(Dataset records on visual material)

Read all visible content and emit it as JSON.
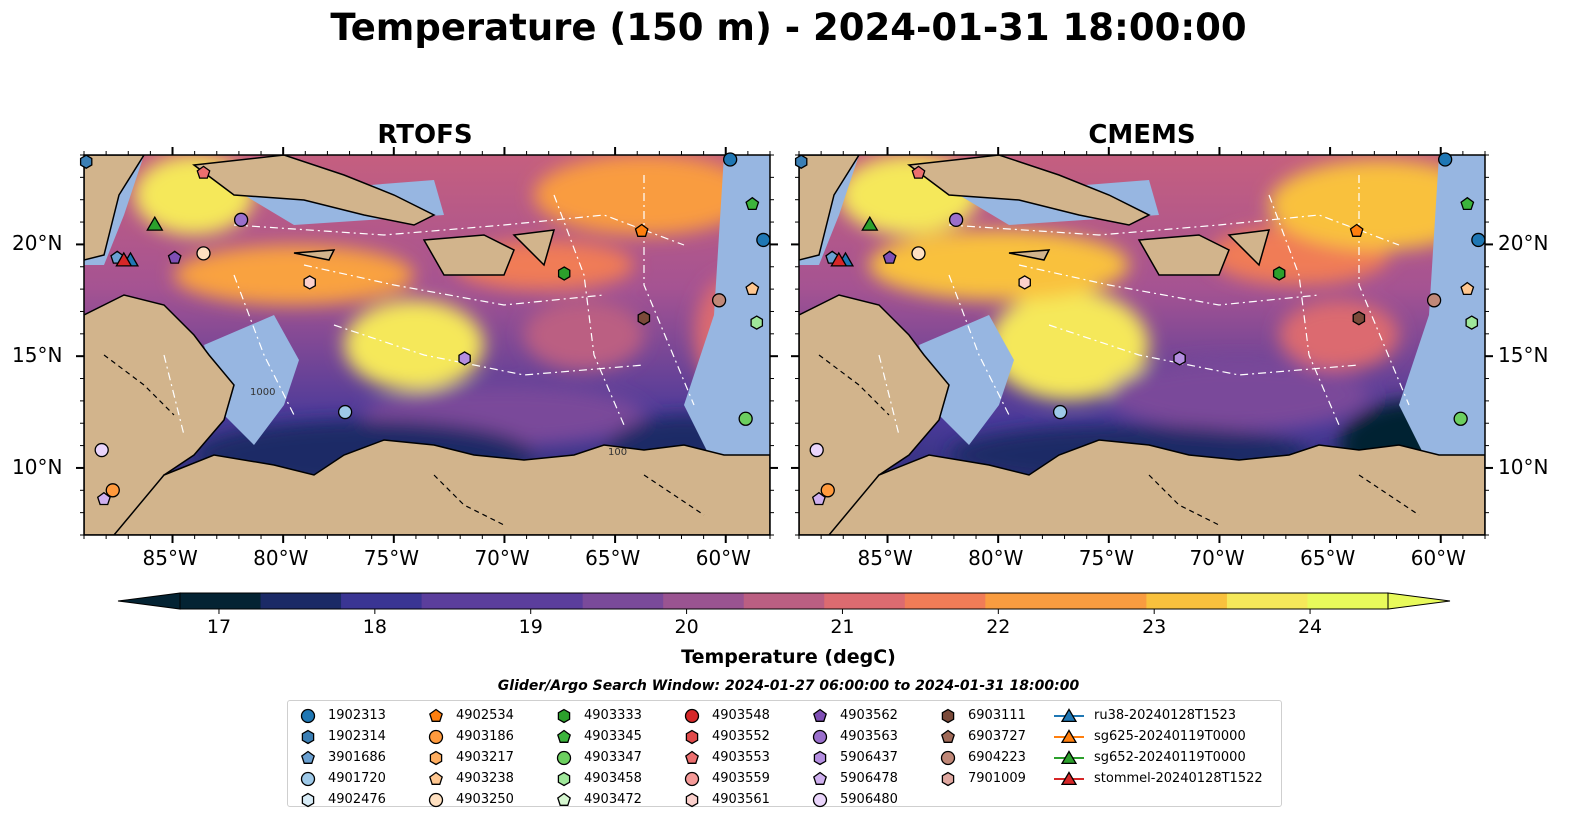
{
  "title": "Temperature (150 m) - 2024-01-31 18:00:00",
  "panels": [
    {
      "title": "RTOFS"
    },
    {
      "title": "CMEMS"
    }
  ],
  "map": {
    "lon_range": [
      -89,
      -58
    ],
    "lat_range": [
      7,
      24
    ],
    "lat_ticks": [
      "20°N",
      "15°N",
      "10°N"
    ],
    "lon_ticks": [
      "85°W",
      "80°W",
      "75°W",
      "70°W",
      "65°W",
      "60°W"
    ],
    "land_color": "#d2b48c",
    "shelf_color": "#97b6e1",
    "contour_labels": [
      "1000",
      "100"
    ]
  },
  "colorbar": {
    "ticks": [
      "17",
      "18",
      "19",
      "20",
      "21",
      "22",
      "23",
      "24"
    ],
    "label": "Temperature (degC)",
    "range": [
      16.75,
      24.5
    ],
    "colormap": "thermal",
    "colors": [
      "#042333",
      "#1b2a66",
      "#3a3593",
      "#5b3e9c",
      "#7a4a9a",
      "#9a5491",
      "#bb5f82",
      "#dc6b70",
      "#f07c57",
      "#f99c40",
      "#f9c13d",
      "#f5e85a",
      "#e8fa5b"
    ]
  },
  "legend": {
    "title": "Glider/Argo Search Window: 2024-01-27 06:00:00 to 2024-01-31 18:00:00",
    "columns": [
      [
        {
          "label": "1902313",
          "marker": "circle",
          "color": "#1f77b4"
        },
        {
          "label": "1902314",
          "marker": "hexagon",
          "color": "#3b7fb5"
        },
        {
          "label": "3901686",
          "marker": "pentagon",
          "color": "#6aa0d1"
        },
        {
          "label": "4901720",
          "marker": "circle",
          "color": "#9ec9e8"
        },
        {
          "label": "4902476",
          "marker": "hexagon",
          "color": "#d8ecf7"
        }
      ],
      [
        {
          "label": "4902534",
          "marker": "pentagon",
          "color": "#ff7f0e"
        },
        {
          "label": "4903186",
          "marker": "circle",
          "color": "#ff9a3d"
        },
        {
          "label": "4903217",
          "marker": "hexagon",
          "color": "#ffae60"
        },
        {
          "label": "4903238",
          "marker": "pentagon",
          "color": "#ffc790"
        },
        {
          "label": "4903250",
          "marker": "circle",
          "color": "#ffe0c0"
        }
      ],
      [
        {
          "label": "4903333",
          "marker": "hexagon",
          "color": "#2ca02c"
        },
        {
          "label": "4903345",
          "marker": "pentagon",
          "color": "#3cb43c"
        },
        {
          "label": "4903347",
          "marker": "circle",
          "color": "#6ccf5f"
        },
        {
          "label": "4903458",
          "marker": "hexagon",
          "color": "#9fe79a"
        },
        {
          "label": "4903472",
          "marker": "pentagon",
          "color": "#d6f7d0"
        }
      ],
      [
        {
          "label": "4903548",
          "marker": "circle",
          "color": "#d62728"
        },
        {
          "label": "4903552",
          "marker": "hexagon",
          "color": "#e04a4a"
        },
        {
          "label": "4903553",
          "marker": "pentagon",
          "color": "#ec6f6f"
        },
        {
          "label": "4903559",
          "marker": "circle",
          "color": "#f59a98"
        },
        {
          "label": "4903561",
          "marker": "hexagon",
          "color": "#fbd0cc"
        }
      ],
      [
        {
          "label": "4903562",
          "marker": "pentagon",
          "color": "#7f4fb5"
        },
        {
          "label": "4903563",
          "marker": "circle",
          "color": "#9a6fcc"
        },
        {
          "label": "5906437",
          "marker": "hexagon",
          "color": "#b48ee0"
        },
        {
          "label": "5906478",
          "marker": "pentagon",
          "color": "#cfb0ef"
        },
        {
          "label": "5906480",
          "marker": "circle",
          "color": "#ead5fb"
        }
      ],
      [
        {
          "label": "6903111",
          "marker": "hexagon",
          "color": "#7b4a3a"
        },
        {
          "label": "6903727",
          "marker": "pentagon",
          "color": "#a06a58"
        },
        {
          "label": "6904223",
          "marker": "circle",
          "color": "#c08878"
        },
        {
          "label": "7901009",
          "marker": "hexagon",
          "color": "#e0a8a0"
        }
      ],
      [
        {
          "label": "ru38-20240128T1523",
          "marker": "triangle-line",
          "color": "#1f77b4"
        },
        {
          "label": "sg625-20240119T0000",
          "marker": "triangle-line",
          "color": "#ff7f0e"
        },
        {
          "label": "sg652-20240119T0000",
          "marker": "triangle-line",
          "color": "#2ca02c"
        },
        {
          "label": "stommel-20240128T1522",
          "marker": "triangle-line",
          "color": "#d62728"
        }
      ]
    ]
  },
  "floats": [
    {
      "id": "1902313",
      "lon": -59.8,
      "lat": 23.8
    },
    {
      "id": "1902313",
      "lon": -58.3,
      "lat": 20.2
    },
    {
      "id": "1902314",
      "lon": -88.9,
      "lat": 23.7
    },
    {
      "id": "3901686",
      "lon": -87.5,
      "lat": 19.4
    },
    {
      "id": "4901720",
      "lon": -77.2,
      "lat": 12.5
    },
    {
      "id": "4902534",
      "lon": -63.8,
      "lat": 20.6
    },
    {
      "id": "4903186",
      "lon": -87.7,
      "lat": 9.0
    },
    {
      "id": "4903238",
      "lon": -58.8,
      "lat": 18.0
    },
    {
      "id": "4903250",
      "lon": -83.6,
      "lat": 19.6
    },
    {
      "id": "4903345",
      "lon": -58.8,
      "lat": 21.8
    },
    {
      "id": "4903333",
      "lon": -67.3,
      "lat": 18.7
    },
    {
      "id": "4903347",
      "lon": -59.1,
      "lat": 12.2
    },
    {
      "id": "4903458",
      "lon": -58.6,
      "lat": 16.5
    },
    {
      "id": "4903553",
      "lon": -83.6,
      "lat": 23.2
    },
    {
      "id": "4903561",
      "lon": -78.8,
      "lat": 18.3
    },
    {
      "id": "4903562",
      "lon": -84.9,
      "lat": 19.4
    },
    {
      "id": "4903563",
      "lon": -81.9,
      "lat": 21.1
    },
    {
      "id": "5906478",
      "lon": -88.1,
      "lat": 8.6
    },
    {
      "id": "5906480",
      "lon": -88.2,
      "lat": 10.8
    },
    {
      "id": "5906437",
      "lon": -71.8,
      "lat": 14.9
    },
    {
      "id": "6903111",
      "lon": -63.7,
      "lat": 16.7
    },
    {
      "id": "6904223",
      "lon": -60.3,
      "lat": 17.5
    }
  ],
  "gliders": [
    {
      "id": "ru38-20240128T1523",
      "lon": -86.9,
      "lat": 19.3
    },
    {
      "id": "sg652-20240119T0000",
      "lon": -85.8,
      "lat": 20.9
    },
    {
      "id": "stommel-20240128T1522",
      "lon": -87.2,
      "lat": 19.3
    }
  ]
}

### Short problem
Without the pictures, transcribe the listing above exactly.

### Complete answer
Read all visible content and emit it as JSON.
{
  "title": "Temperature (150 m) - 2024-01-31 18:00:00",
  "panels": [
    {
      "title": "RTOFS"
    },
    {
      "title": "CMEMS"
    }
  ],
  "map": {
    "lon_range": [
      -89,
      -58
    ],
    "lat_range": [
      7,
      24
    ],
    "lat_ticks": [
      "20°N",
      "15°N",
      "10°N"
    ],
    "lon_ticks": [
      "85°W",
      "80°W",
      "75°W",
      "70°W",
      "65°W",
      "60°W"
    ],
    "land_color": "#d2b48c",
    "shelf_color": "#97b6e1",
    "contour_labels": [
      "1000",
      "100"
    ]
  },
  "colorbar": {
    "ticks": [
      "17",
      "18",
      "19",
      "20",
      "21",
      "22",
      "23",
      "24"
    ],
    "label": "Temperature (degC)",
    "range": [
      16.75,
      24.5
    ],
    "colormap": "thermal",
    "colors": [
      "#042333",
      "#1b2a66",
      "#3a3593",
      "#5b3e9c",
      "#7a4a9a",
      "#9a5491",
      "#bb5f82",
      "#dc6b70",
      "#f07c57",
      "#f99c40",
      "#f9c13d",
      "#f5e85a",
      "#e8fa5b"
    ]
  },
  "legend": {
    "title": "Glider/Argo Search Window: 2024-01-27 06:00:00 to 2024-01-31 18:00:00",
    "columns": [
      [
        {
          "label": "1902313",
          "marker": "circle",
          "color": "#1f77b4"
        },
        {
          "label": "1902314",
          "marker": "hexagon",
          "color": "#3b7fb5"
        },
        {
          "label": "3901686",
          "marker": "pentagon",
          "color": "#6aa0d1"
        },
        {
          "label": "4901720",
          "marker": "circle",
          "color": "#9ec9e8"
        },
        {
          "label": "4902476",
          "marker": "hexagon",
          "color": "#d8ecf7"
        }
      ],
      [
        {
          "label": "4902534",
          "marker": "pentagon",
          "color": "#ff7f0e"
        },
        {
          "label": "4903186",
          "marker": "circle",
          "color": "#ff9a3d"
        },
        {
          "label": "4903217",
          "marker": "hexagon",
          "color": "#ffae60"
        },
        {
          "label": "4903238",
          "marker": "pentagon",
          "color": "#ffc790"
        },
        {
          "label": "4903250",
          "marker": "circle",
          "color": "#ffe0c0"
        }
      ],
      [
        {
          "label": "4903333",
          "marker": "hexagon",
          "color": "#2ca02c"
        },
        {
          "label": "4903345",
          "marker": "pentagon",
          "color": "#3cb43c"
        },
        {
          "label": "4903347",
          "marker": "circle",
          "color": "#6ccf5f"
        },
        {
          "label": "4903458",
          "marker": "hexagon",
          "color": "#9fe79a"
        },
        {
          "label": "4903472",
          "marker": "pentagon",
          "color": "#d6f7d0"
        }
      ],
      [
        {
          "label": "4903548",
          "marker": "circle",
          "color": "#d62728"
        },
        {
          "label": "4903552",
          "marker": "hexagon",
          "color": "#e04a4a"
        },
        {
          "label": "4903553",
          "marker": "pentagon",
          "color": "#ec6f6f"
        },
        {
          "label": "4903559",
          "marker": "circle",
          "color": "#f59a98"
        },
        {
          "label": "4903561",
          "marker": "hexagon",
          "color": "#fbd0cc"
        }
      ],
      [
        {
          "label": "4903562",
          "marker": "pentagon",
          "color": "#7f4fb5"
        },
        {
          "label": "4903563",
          "marker": "circle",
          "color": "#9a6fcc"
        },
        {
          "label": "5906437",
          "marker": "hexagon",
          "color": "#b48ee0"
        },
        {
          "label": "5906478",
          "marker": "pentagon",
          "color": "#cfb0ef"
        },
        {
          "label": "5906480",
          "marker": "circle",
          "color": "#ead5fb"
        }
      ],
      [
        {
          "label": "6903111",
          "marker": "hexagon",
          "color": "#7b4a3a"
        },
        {
          "label": "6903727",
          "marker": "pentagon",
          "color": "#a06a58"
        },
        {
          "label": "6904223",
          "marker": "circle",
          "color": "#c08878"
        },
        {
          "label": "7901009",
          "marker": "hexagon",
          "color": "#e0a8a0"
        }
      ],
      [
        {
          "label": "ru38-20240128T1523",
          "marker": "triangle-line",
          "color": "#1f77b4"
        },
        {
          "label": "sg625-20240119T0000",
          "marker": "triangle-line",
          "color": "#ff7f0e"
        },
        {
          "label": "sg652-20240119T0000",
          "marker": "triangle-line",
          "color": "#2ca02c"
        },
        {
          "label": "stommel-20240128T1522",
          "marker": "triangle-line",
          "color": "#d62728"
        }
      ]
    ]
  },
  "floats": [
    {
      "id": "1902313",
      "lon": -59.8,
      "lat": 23.8
    },
    {
      "id": "1902313",
      "lon": -58.3,
      "lat": 20.2
    },
    {
      "id": "1902314",
      "lon": -88.9,
      "lat": 23.7
    },
    {
      "id": "3901686",
      "lon": -87.5,
      "lat": 19.4
    },
    {
      "id": "4901720",
      "lon": -77.2,
      "lat": 12.5
    },
    {
      "id": "4902534",
      "lon": -63.8,
      "lat": 20.6
    },
    {
      "id": "4903186",
      "lon": -87.7,
      "lat": 9.0
    },
    {
      "id": "4903238",
      "lon": -58.8,
      "lat": 18.0
    },
    {
      "id": "4903250",
      "lon": -83.6,
      "lat": 19.6
    },
    {
      "id": "4903345",
      "lon": -58.8,
      "lat": 21.8
    },
    {
      "id": "4903333",
      "lon": -67.3,
      "lat": 18.7
    },
    {
      "id": "4903347",
      "lon": -59.1,
      "lat": 12.2
    },
    {
      "id": "4903458",
      "lon": -58.6,
      "lat": 16.5
    },
    {
      "id": "4903553",
      "lon": -83.6,
      "lat": 23.2
    },
    {
      "id": "4903561",
      "lon": -78.8,
      "lat": 18.3
    },
    {
      "id": "4903562",
      "lon": -84.9,
      "lat": 19.4
    },
    {
      "id": "4903563",
      "lon": -81.9,
      "lat": 21.1
    },
    {
      "id": "5906478",
      "lon": -88.1,
      "lat": 8.6
    },
    {
      "id": "5906480",
      "lon": -88.2,
      "lat": 10.8
    },
    {
      "id": "5906437",
      "lon": -71.8,
      "lat": 14.9
    },
    {
      "id": "6903111",
      "lon": -63.7,
      "lat": 16.7
    },
    {
      "id": "6904223",
      "lon": -60.3,
      "lat": 17.5
    }
  ],
  "gliders": [
    {
      "id": "ru38-20240128T1523",
      "lon": -86.9,
      "lat": 19.3
    },
    {
      "id": "sg652-20240119T0000",
      "lon": -85.8,
      "lat": 20.9
    },
    {
      "id": "stommel-20240128T1522",
      "lon": -87.2,
      "lat": 19.3
    }
  ]
}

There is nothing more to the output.